Structured figure records:
──────
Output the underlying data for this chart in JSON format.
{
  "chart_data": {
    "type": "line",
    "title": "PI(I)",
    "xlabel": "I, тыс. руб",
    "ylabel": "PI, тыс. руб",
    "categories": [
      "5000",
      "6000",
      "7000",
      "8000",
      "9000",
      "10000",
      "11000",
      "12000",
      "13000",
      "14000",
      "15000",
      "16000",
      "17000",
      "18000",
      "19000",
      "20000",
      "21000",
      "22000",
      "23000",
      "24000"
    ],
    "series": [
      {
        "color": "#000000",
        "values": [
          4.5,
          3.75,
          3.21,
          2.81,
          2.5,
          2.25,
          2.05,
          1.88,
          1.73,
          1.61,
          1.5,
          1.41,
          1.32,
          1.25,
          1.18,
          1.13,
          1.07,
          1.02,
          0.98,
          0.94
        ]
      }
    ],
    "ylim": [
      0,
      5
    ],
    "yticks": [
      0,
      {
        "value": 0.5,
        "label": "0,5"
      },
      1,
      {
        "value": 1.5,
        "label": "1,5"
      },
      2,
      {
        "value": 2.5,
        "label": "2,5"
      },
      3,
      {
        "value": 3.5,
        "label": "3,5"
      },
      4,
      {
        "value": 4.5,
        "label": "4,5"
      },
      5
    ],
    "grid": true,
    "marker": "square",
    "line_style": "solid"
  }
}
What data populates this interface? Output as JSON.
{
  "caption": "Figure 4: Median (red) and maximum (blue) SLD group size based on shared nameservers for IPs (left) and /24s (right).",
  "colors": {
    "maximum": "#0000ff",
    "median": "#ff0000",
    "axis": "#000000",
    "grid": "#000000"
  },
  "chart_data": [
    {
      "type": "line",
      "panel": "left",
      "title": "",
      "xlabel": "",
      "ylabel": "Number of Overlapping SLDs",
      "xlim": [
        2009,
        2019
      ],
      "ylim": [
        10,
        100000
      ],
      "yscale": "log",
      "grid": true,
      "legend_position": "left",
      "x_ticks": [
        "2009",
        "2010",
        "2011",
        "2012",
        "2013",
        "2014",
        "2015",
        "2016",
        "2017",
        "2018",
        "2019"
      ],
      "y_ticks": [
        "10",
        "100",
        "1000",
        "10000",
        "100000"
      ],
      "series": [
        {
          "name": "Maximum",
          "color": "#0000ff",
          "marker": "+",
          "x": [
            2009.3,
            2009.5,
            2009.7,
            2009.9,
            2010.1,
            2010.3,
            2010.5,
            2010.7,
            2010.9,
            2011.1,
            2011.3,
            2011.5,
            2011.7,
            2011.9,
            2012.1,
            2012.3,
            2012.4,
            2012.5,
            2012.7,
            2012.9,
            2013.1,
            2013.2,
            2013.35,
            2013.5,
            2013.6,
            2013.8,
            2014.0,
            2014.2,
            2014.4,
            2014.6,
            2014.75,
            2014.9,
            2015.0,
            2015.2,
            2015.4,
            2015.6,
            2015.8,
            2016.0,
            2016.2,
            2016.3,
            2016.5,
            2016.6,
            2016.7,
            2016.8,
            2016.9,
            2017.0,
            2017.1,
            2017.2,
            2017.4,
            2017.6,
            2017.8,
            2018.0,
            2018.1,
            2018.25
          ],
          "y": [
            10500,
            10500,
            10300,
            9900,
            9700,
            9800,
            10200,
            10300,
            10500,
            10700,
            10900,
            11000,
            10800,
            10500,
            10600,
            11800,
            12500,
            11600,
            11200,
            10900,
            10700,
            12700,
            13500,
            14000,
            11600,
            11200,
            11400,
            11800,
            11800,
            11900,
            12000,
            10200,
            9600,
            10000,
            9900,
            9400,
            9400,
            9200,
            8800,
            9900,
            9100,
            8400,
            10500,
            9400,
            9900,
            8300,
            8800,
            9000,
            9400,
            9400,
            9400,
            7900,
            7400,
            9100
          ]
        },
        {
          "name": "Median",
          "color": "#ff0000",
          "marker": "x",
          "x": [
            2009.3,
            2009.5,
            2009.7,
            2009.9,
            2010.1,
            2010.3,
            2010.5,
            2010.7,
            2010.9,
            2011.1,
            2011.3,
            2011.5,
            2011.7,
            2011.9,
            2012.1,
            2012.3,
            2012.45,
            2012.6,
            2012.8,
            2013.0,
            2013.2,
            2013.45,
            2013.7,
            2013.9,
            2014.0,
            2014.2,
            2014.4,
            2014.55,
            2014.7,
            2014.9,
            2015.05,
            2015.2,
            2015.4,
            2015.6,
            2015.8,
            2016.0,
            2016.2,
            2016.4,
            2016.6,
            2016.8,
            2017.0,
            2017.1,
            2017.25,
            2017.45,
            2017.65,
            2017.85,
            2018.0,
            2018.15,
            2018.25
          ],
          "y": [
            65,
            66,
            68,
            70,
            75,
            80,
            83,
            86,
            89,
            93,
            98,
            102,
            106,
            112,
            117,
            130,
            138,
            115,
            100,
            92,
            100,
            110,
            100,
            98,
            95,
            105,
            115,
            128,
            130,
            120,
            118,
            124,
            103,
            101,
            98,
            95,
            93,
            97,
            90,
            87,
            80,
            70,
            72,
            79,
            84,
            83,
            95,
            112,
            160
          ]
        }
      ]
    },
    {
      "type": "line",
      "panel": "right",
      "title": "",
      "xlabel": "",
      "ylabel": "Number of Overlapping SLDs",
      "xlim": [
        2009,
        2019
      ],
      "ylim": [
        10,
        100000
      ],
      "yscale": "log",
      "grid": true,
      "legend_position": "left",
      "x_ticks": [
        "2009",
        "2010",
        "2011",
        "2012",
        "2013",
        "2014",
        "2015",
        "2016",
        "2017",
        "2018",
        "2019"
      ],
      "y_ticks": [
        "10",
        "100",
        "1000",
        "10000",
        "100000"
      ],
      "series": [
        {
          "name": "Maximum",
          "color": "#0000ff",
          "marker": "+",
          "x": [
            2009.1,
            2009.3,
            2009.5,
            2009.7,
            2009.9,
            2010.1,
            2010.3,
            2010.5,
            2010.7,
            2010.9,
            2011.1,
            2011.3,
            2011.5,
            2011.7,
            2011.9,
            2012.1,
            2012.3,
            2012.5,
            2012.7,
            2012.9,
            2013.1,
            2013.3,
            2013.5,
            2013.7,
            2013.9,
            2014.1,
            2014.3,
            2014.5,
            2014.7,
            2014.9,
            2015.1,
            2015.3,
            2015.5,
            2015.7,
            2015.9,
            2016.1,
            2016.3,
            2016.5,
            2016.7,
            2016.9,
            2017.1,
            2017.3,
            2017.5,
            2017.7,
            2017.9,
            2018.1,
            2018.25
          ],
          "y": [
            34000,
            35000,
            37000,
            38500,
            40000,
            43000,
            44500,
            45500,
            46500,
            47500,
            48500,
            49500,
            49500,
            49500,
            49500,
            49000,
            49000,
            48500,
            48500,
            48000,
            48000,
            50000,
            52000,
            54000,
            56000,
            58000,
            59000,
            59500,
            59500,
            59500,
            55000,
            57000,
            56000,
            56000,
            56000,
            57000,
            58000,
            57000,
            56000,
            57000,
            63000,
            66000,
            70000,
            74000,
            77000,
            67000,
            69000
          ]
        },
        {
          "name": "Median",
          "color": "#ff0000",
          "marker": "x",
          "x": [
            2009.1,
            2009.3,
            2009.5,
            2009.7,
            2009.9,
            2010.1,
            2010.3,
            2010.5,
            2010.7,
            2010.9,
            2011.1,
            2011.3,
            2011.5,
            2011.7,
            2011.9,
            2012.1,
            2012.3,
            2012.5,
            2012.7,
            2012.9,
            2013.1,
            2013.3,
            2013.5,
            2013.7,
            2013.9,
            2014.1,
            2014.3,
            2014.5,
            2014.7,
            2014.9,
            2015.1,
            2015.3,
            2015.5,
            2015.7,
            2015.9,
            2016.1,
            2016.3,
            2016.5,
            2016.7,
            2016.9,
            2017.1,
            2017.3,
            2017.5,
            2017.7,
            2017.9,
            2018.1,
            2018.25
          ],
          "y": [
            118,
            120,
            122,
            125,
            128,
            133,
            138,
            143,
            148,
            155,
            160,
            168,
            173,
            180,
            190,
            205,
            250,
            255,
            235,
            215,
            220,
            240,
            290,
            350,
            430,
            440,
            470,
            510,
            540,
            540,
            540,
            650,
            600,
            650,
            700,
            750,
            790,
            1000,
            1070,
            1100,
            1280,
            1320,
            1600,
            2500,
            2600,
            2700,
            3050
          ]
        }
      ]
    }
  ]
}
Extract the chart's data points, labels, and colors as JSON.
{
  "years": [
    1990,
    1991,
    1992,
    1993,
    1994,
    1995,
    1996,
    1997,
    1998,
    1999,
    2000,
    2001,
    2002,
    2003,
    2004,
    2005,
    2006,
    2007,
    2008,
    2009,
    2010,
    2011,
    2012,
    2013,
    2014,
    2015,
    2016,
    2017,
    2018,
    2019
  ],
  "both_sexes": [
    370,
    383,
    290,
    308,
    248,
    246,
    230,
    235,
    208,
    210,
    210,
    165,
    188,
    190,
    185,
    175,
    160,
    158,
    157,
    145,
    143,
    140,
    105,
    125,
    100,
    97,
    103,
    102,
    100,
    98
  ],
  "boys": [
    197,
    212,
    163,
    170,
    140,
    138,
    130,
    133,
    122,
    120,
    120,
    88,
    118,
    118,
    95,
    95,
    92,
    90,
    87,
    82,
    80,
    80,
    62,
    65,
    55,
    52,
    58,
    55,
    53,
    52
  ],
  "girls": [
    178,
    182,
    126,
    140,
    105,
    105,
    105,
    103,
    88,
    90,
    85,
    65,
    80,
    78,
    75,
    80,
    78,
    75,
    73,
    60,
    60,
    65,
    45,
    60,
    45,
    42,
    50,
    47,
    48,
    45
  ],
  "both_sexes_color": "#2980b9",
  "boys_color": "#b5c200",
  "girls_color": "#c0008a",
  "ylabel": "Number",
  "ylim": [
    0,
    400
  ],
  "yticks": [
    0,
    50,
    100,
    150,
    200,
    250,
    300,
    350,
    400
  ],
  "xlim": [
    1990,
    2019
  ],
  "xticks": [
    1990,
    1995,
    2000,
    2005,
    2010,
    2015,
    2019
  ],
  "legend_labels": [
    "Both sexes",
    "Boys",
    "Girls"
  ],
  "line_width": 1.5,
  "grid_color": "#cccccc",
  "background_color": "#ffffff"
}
──────
● **WHAT YOU WILL DO**
Begin with the line containing "Extract the chart's" and repeat each line exactly until the records above end.

● **WRITTEN ANSWER**
Extract the chart's data points, labels, and colors as JSON.
{
  "years": [
    1990,
    1991,
    1992,
    1993,
    1994,
    1995,
    1996,
    1997,
    1998,
    1999,
    2000,
    2001,
    2002,
    2003,
    2004,
    2005,
    2006,
    2007,
    2008,
    2009,
    2010,
    2011,
    2012,
    2013,
    2014,
    2015,
    2016,
    2017,
    2018,
    2019
  ],
  "both_sexes": [
    370,
    383,
    290,
    308,
    248,
    246,
    230,
    235,
    208,
    210,
    210,
    165,
    188,
    190,
    185,
    175,
    160,
    158,
    157,
    145,
    143,
    140,
    105,
    125,
    100,
    97,
    103,
    102,
    100,
    98
  ],
  "boys": [
    197,
    212,
    163,
    170,
    140,
    138,
    130,
    133,
    122,
    120,
    120,
    88,
    118,
    118,
    95,
    95,
    92,
    90,
    87,
    82,
    80,
    80,
    62,
    65,
    55,
    52,
    58,
    55,
    53,
    52
  ],
  "girls": [
    178,
    182,
    126,
    140,
    105,
    105,
    105,
    103,
    88,
    90,
    85,
    65,
    80,
    78,
    75,
    80,
    78,
    75,
    73,
    60,
    60,
    65,
    45,
    60,
    45,
    42,
    50,
    47,
    48,
    45
  ],
  "both_sexes_color": "#2980b9",
  "boys_color": "#b5c200",
  "girls_color": "#c0008a",
  "ylabel": "Number",
  "ylim": [
    0,
    400
  ],
  "yticks": [
    0,
    50,
    100,
    150,
    200,
    250,
    300,
    350,
    400
  ],
  "xlim": [
    1990,
    2019
  ],
  "xticks": [
    1990,
    1995,
    2000,
    2005,
    2010,
    2015,
    2019
  ],
  "legend_labels": [
    "Both sexes",
    "Boys",
    "Girls"
  ],
  "line_width": 1.5,
  "grid_color": "#cccccc",
  "background_color": "#ffffff"
}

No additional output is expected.